===== Data records
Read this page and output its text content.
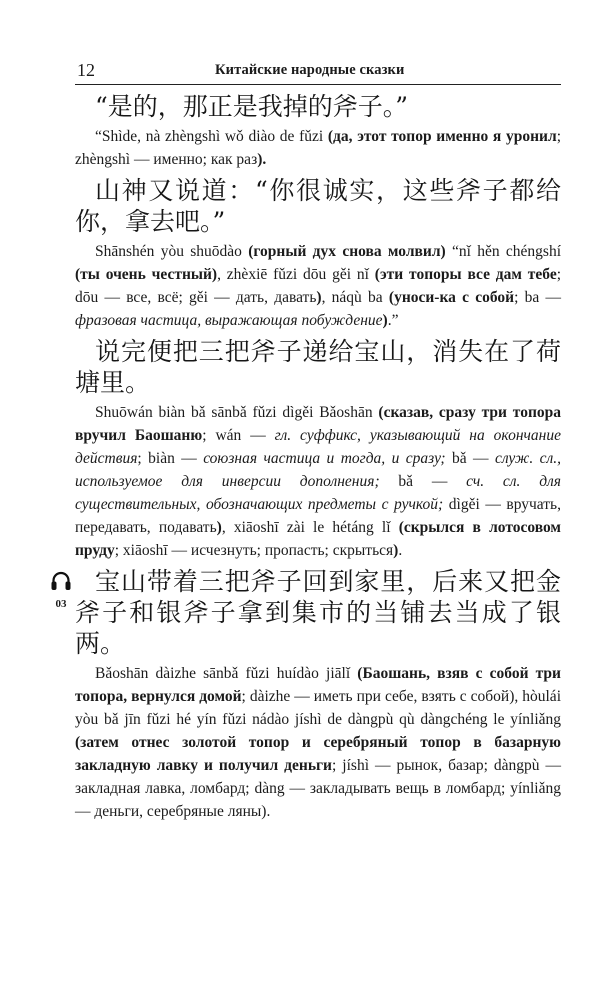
12	Китайские народные сказки

“是的，那正是我掉的斧子。”

“Shìde, nà zhèngshì wǒ diào de fǔzi (да, этот топор именно я уронил; zhèngshì — именно; как раз).

山神又说道：“你很诚实，这些斧子都给你，拿去吧。”

Shānshén yòu shuōdào (горный дух снова молвил) “nǐ hěn chéngshí (ты очень честный), zhèxiē fǔzi dōu gěi nǐ (эти топоры все дам тебе; dōu — все, всё; gěi — дать, давать), náqù ba (уноси-ка с собой; ba — фразовая частица, выражающая побуждение).”

说完便把三把斧子递给宝山，消失在了荷塘里。

Shuōwán biàn bǎ sānbǎ fǔzi dìgěi Bǎoshān (сказав, сразу три топора вручил Баошаню; wán — гл. суффикс, указывающий на окончание действия; biàn — союзная частица и тогда, и сразу; bǎ — служ. сл., используемое для инверсии дополнения; bǎ — сч. сл. для существительных, обозначающих предметы с ручкой; dìgěi — вручать, передавать, подавать), xiāoshī zài le hétáng lǐ (скрылся в лотосовом пруду; xiāoshī — исчезнуть; пропасть; скрыться).

03

宝山带着三把斧子回到家里，后来又把金斧子和银斧子拿到集市的当铺去当成了银两。

Bǎoshān dàizhe sānbǎ fǔzi huídào jiālǐ (Баошань, взяв с собой три топора, вернулся домой; dàizhe — иметь при себе, взять с собой), hòulái yòu bǎ jīn fǔzi hé yín fǔzi nádào jíshì de dàngpù qù dàngchéng le yínliǎng (затем отнес золотой топор и серебряный топор в базарную закладную лавку и получил деньги; jíshì — рынок, базар; dàngpù — закладная лавка, ломбард; dàng — закладывать вещь в ломбард; yínliǎng — деньги, серебряные ляны).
==========
- _Required work_
In the entries above, find lines with "собой" and copy each.

- _Output_
Shānshén yòu shuōdào (горный дух снова молвил) “nǐ hěn chéngshí (ты очень честный), zhèxiē fǔzi dōu gěi nǐ (эти топоры все дам тебе; dōu — все, всё; gěi — дать, давать), náqù ba (уноси-ка с собой; ba — фразовая частица, выражающая побуждение).”
Bǎoshān dàizhe sānbǎ fǔzi huídào jiālǐ (Баошань, взяв с собой три топора, вернулся домой; dàizhe — иметь при себе, взять с собой), hòulái yòu bǎ jīn fǔzi hé yín fǔzi nádào jíshì de dàngpù qù dàngchéng le yínliǎng (затем отнес золотой топор и серебряный топор в базарную закладную лавку и получил деньги; jíshì — рынок, базар; dàngpù — закладная лавка, ломбард; dàng — закладывать вещь в ломбард; yínliǎng — деньги, серебряные ляны).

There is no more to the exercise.